● GIVEN PROBLEM
In this exercise, reproduce all the entries that follow exactly.

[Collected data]
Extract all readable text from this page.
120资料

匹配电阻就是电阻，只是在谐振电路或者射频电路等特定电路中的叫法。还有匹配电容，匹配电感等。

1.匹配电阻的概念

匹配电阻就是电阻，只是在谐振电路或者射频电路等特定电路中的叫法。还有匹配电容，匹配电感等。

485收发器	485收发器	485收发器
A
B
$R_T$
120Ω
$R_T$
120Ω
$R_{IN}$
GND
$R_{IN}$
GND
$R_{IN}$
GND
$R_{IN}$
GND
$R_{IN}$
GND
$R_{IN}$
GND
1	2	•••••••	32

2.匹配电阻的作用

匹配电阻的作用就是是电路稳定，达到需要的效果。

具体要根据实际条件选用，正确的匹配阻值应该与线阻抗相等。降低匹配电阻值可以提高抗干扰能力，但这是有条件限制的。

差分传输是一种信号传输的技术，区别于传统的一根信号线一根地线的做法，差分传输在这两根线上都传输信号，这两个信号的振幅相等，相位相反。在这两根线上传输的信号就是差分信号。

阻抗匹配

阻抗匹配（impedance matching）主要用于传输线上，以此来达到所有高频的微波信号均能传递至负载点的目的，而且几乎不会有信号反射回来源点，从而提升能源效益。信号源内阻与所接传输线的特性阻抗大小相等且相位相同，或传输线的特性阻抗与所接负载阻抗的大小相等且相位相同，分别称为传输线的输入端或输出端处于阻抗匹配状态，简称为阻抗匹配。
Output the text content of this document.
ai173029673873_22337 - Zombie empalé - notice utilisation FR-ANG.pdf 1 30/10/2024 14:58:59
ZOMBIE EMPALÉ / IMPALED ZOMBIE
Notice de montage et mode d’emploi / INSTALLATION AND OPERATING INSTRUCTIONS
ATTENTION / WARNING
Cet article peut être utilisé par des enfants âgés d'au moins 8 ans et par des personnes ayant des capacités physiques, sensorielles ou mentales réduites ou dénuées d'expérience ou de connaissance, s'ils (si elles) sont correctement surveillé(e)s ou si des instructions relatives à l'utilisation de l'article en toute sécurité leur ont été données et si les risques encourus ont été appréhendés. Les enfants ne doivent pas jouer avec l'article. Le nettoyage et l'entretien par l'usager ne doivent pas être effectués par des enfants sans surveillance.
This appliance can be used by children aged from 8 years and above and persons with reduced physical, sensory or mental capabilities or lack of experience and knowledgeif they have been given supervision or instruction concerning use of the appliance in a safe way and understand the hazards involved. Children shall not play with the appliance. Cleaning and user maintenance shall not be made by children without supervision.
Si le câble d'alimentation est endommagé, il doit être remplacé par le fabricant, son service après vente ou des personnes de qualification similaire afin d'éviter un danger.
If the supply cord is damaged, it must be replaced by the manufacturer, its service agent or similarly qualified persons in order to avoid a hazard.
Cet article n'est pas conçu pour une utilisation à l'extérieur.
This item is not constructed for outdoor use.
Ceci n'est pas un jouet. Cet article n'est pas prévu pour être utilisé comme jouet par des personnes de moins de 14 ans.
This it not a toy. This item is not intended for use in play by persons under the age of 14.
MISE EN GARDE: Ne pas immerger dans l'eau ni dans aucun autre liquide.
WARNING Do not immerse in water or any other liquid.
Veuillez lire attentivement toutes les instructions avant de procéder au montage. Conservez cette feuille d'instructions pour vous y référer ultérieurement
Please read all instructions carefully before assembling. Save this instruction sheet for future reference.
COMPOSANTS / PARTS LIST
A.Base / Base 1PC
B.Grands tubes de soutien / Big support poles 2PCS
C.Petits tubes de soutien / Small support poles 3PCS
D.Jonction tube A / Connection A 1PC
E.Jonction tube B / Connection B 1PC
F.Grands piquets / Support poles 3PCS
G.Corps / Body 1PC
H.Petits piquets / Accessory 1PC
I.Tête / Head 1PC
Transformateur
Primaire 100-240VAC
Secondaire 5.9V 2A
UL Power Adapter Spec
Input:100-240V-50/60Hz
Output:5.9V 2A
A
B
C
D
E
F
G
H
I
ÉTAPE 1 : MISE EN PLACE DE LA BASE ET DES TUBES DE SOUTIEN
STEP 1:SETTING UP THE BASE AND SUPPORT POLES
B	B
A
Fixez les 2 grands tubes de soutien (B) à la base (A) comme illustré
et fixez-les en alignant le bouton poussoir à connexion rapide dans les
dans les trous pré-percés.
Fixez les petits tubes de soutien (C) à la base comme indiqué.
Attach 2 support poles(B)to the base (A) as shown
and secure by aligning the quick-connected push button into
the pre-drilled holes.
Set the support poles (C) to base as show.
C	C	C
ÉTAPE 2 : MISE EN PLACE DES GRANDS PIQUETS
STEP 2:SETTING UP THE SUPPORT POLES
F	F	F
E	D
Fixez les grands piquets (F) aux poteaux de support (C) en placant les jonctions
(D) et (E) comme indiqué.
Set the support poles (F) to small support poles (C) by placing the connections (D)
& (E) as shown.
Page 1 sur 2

● SOLUTION TO THIS PROBLEM
Extract all readable text from this page.
120资料

匹配电阻就是电阻，只是在谐振电路或者射频电路等特定电路中的叫法。还有匹配电容，匹配电感等。

1.匹配电阻的概念

匹配电阻就是电阻，只是在谐振电路或者射频电路等特定电路中的叫法。还有匹配电容，匹配电感等。

485收发器	485收发器	485收发器
A
B
$R_T$
120Ω
$R_T$
120Ω
$R_{IN}$
GND
$R_{IN}$
GND
$R_{IN}$
GND
$R_{IN}$
GND
$R_{IN}$
GND
$R_{IN}$
GND
1	2	•••••••	32

2.匹配电阻的作用

匹配电阻的作用就是是电路稳定，达到需要的效果。

具体要根据实际条件选用，正确的匹配阻值应该与线阻抗相等。降低匹配电阻值可以提高抗干扰能力，但这是有条件限制的。

差分传输是一种信号传输的技术，区别于传统的一根信号线一根地线的做法，差分传输在这两根线上都传输信号，这两个信号的振幅相等，相位相反。在这两根线上传输的信号就是差分信号。

阻抗匹配

阻抗匹配（impedance matching）主要用于传输线上，以此来达到所有高频的微波信号均能传递至负载点的目的，而且几乎不会有信号反射回来源点，从而提升能源效益。信号源内阻与所接传输线的特性阻抗大小相等且相位相同，或传输线的特性阻抗与所接负载阻抗的大小相等且相位相同，分别称为传输线的输入端或输出端处于阻抗匹配状态，简称为阻抗匹配。
Output the text content of this document.
ai173029673873_22337 - Zombie empalé - notice utilisation FR-ANG.pdf 1 30/10/2024 14:58:59
ZOMBIE EMPALÉ / IMPALED ZOMBIE
Notice de montage et mode d’emploi / INSTALLATION AND OPERATING INSTRUCTIONS
ATTENTION / WARNING
Cet article peut être utilisé par des enfants âgés d'au moins 8 ans et par des personnes ayant des capacités physiques, sensorielles ou mentales réduites ou dénuées d'expérience ou de connaissance, s'ils (si elles) sont correctement surveillé(e)s ou si des instructions relatives à l'utilisation de l'article en toute sécurité leur ont été données et si les risques encourus ont été appréhendés. Les enfants ne doivent pas jouer avec l'article. Le nettoyage et l'entretien par l'usager ne doivent pas être effectués par des enfants sans surveillance.
This appliance can be used by children aged from 8 years and above and persons with reduced physical, sensory or mental capabilities or lack of experience and knowledgeif they have been given supervision or instruction concerning use of the appliance in a safe way and understand the hazards involved. Children shall not play with the appliance. Cleaning and user maintenance shall not be made by children without supervision.
Si le câble d'alimentation est endommagé, il doit être remplacé par le fabricant, son service après vente ou des personnes de qualification similaire afin d'éviter un danger.
If the supply cord is damaged, it must be replaced by the manufacturer, its service agent or similarly qualified persons in order to avoid a hazard.
Cet article n'est pas conçu pour une utilisation à l'extérieur.
This item is not constructed for outdoor use.
Ceci n'est pas un jouet. Cet article n'est pas prévu pour être utilisé comme jouet par des personnes de moins de 14 ans.
This it not a toy. This item is not intended for use in play by persons under the age of 14.
MISE EN GARDE: Ne pas immerger dans l'eau ni dans aucun autre liquide.
WARNING Do not immerse in water or any other liquid.
Veuillez lire attentivement toutes les instructions avant de procéder au montage. Conservez cette feuille d'instructions pour vous y référer ultérieurement
Please read all instructions carefully before assembling. Save this instruction sheet for future reference.
COMPOSANTS / PARTS LIST
A.Base / Base 1PC
B.Grands tubes de soutien / Big support poles 2PCS
C.Petits tubes de soutien / Small support poles 3PCS
D.Jonction tube A / Connection A 1PC
E.Jonction tube B / Connection B 1PC
F.Grands piquets / Support poles 3PCS
G.Corps / Body 1PC
H.Petits piquets / Accessory 1PC
I.Tête / Head 1PC
Transformateur
Primaire 100-240VAC
Secondaire 5.9V 2A
UL Power Adapter Spec
Input:100-240V-50/60Hz
Output:5.9V 2A
A
B
C
D
E
F
G
H
I
ÉTAPE 1 : MISE EN PLACE DE LA BASE ET DES TUBES DE SOUTIEN
STEP 1:SETTING UP THE BASE AND SUPPORT POLES
B	B
A
Fixez les 2 grands tubes de soutien (B) à la base (A) comme illustré
et fixez-les en alignant le bouton poussoir à connexion rapide dans les
dans les trous pré-percés.
Fixez les petits tubes de soutien (C) à la base comme indiqué.
Attach 2 support poles(B)to the base (A) as shown
and secure by aligning the quick-connected push button into
the pre-drilled holes.
Set the support poles (C) to base as show.
C	C	C
ÉTAPE 2 : MISE EN PLACE DES GRANDS PIQUETS
STEP 2:SETTING UP THE SUPPORT POLES
F	F	F
E	D
Fixez les grands piquets (F) aux poteaux de support (C) en placant les jonctions
(D) et (E) comme indiqué.
Set the support poles (F) to small support poles (C) by placing the connections (D)
& (E) as shown.
Page 1 sur 2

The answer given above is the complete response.